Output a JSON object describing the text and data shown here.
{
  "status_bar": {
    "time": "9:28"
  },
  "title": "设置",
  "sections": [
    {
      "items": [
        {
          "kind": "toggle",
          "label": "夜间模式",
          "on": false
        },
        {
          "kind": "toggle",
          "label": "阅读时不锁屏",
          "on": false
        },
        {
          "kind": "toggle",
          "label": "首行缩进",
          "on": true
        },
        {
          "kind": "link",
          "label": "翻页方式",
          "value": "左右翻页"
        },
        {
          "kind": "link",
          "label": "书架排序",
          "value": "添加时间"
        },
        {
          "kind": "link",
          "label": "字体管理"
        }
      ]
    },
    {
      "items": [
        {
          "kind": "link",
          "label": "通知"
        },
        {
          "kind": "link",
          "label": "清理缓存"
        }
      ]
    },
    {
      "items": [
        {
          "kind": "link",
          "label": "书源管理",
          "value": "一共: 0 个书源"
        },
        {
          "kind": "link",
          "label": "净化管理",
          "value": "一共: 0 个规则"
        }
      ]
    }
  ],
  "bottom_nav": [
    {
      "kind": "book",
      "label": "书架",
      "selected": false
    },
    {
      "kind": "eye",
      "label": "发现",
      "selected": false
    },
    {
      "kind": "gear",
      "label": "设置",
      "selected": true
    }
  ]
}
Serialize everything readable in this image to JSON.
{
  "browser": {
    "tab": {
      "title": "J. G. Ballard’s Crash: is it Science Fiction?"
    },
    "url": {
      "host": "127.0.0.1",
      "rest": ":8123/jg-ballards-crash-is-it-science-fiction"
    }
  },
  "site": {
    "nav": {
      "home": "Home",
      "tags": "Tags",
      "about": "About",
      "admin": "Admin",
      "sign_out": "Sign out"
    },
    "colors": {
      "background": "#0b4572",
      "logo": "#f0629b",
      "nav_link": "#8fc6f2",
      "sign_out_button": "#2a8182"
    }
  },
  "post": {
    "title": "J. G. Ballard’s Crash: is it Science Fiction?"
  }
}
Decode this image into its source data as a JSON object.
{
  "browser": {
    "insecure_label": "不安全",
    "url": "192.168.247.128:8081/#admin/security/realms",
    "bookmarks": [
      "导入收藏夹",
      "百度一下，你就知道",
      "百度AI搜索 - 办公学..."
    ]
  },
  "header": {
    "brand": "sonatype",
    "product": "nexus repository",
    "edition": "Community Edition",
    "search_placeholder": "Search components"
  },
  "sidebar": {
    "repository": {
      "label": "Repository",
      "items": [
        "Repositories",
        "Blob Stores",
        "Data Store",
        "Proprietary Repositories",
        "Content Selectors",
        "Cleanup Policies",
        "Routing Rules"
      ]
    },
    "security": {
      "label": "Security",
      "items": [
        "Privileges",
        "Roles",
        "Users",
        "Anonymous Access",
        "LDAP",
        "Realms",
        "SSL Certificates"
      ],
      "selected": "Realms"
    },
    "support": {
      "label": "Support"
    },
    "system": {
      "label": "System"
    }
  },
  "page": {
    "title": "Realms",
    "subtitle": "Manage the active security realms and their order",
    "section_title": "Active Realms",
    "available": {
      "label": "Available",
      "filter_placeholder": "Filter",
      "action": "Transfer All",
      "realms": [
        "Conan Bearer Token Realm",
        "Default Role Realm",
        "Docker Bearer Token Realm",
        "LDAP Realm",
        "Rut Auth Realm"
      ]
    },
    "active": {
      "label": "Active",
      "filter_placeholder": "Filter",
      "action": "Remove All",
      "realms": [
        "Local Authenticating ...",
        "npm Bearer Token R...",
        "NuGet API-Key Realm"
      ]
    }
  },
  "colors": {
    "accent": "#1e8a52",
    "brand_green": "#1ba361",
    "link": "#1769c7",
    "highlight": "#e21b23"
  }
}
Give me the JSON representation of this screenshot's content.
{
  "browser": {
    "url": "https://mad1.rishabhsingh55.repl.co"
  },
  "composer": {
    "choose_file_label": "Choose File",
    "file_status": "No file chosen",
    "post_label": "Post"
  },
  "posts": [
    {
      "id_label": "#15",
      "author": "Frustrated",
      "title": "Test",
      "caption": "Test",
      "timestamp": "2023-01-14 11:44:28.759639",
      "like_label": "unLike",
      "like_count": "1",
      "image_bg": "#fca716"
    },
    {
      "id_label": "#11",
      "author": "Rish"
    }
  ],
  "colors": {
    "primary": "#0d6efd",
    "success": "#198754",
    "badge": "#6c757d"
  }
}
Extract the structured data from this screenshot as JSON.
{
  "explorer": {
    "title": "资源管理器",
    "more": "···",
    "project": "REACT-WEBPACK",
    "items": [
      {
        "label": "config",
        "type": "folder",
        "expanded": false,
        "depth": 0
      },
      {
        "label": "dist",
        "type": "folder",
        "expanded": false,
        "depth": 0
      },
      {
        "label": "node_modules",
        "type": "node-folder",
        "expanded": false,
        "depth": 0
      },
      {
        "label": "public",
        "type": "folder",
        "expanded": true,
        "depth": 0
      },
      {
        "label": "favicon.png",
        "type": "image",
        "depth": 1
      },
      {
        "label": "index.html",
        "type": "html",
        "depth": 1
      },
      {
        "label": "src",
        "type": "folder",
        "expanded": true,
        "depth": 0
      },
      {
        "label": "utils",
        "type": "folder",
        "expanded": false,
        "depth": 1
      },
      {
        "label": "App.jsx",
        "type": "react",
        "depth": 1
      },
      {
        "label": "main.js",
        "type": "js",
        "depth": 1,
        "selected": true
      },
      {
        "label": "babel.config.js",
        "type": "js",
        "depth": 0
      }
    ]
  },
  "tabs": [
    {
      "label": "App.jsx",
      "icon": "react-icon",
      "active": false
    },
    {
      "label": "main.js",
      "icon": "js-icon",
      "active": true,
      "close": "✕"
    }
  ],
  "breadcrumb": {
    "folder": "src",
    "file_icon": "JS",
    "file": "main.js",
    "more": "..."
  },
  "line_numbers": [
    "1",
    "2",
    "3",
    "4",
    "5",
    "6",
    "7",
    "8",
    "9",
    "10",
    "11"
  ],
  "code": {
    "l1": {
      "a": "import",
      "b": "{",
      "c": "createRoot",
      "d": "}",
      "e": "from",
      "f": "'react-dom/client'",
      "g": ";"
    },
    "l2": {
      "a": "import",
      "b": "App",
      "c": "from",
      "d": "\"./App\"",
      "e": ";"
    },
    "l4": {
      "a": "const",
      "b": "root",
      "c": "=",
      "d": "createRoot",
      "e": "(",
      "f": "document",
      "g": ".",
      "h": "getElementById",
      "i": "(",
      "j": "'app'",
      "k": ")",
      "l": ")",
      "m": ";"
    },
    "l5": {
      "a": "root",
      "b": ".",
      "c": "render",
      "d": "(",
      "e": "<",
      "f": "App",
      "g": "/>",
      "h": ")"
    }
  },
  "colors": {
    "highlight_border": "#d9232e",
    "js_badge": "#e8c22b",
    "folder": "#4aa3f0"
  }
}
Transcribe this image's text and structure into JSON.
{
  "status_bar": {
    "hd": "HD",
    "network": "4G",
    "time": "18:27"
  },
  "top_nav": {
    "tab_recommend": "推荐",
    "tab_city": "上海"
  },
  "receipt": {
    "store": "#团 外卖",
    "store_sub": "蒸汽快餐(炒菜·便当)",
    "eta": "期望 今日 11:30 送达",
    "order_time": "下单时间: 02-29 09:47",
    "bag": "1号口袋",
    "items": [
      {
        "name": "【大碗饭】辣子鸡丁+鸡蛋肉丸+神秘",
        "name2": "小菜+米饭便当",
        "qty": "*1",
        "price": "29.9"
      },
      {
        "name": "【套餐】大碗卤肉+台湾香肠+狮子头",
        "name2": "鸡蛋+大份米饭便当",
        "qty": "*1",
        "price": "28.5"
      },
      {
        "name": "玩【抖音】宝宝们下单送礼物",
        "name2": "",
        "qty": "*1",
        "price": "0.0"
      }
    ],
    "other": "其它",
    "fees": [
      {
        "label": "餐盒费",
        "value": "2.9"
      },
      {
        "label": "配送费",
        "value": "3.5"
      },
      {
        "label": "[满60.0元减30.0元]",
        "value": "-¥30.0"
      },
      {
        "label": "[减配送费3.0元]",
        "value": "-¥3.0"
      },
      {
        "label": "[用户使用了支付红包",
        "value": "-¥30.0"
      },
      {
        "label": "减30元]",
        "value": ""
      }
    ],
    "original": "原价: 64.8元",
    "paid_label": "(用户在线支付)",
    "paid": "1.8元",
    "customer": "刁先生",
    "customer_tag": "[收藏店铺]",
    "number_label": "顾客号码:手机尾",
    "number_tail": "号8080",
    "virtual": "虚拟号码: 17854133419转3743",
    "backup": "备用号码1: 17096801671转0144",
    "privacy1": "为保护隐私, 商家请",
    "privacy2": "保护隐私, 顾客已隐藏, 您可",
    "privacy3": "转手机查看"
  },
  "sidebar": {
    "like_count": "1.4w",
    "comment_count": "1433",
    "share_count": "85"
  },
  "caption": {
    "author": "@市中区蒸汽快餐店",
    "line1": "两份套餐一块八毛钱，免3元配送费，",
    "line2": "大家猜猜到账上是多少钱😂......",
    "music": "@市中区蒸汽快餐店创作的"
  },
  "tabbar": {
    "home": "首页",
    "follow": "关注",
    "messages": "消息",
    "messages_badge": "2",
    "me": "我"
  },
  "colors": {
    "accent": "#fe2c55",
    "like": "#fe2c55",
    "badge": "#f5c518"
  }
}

===

Look through the material above. Copy each line where the word "into" appears.

--- REPLY TO THE EXERCISE ---
Decode this image into its source data as a JSON object.
Transcribe this image's text and structure into JSON.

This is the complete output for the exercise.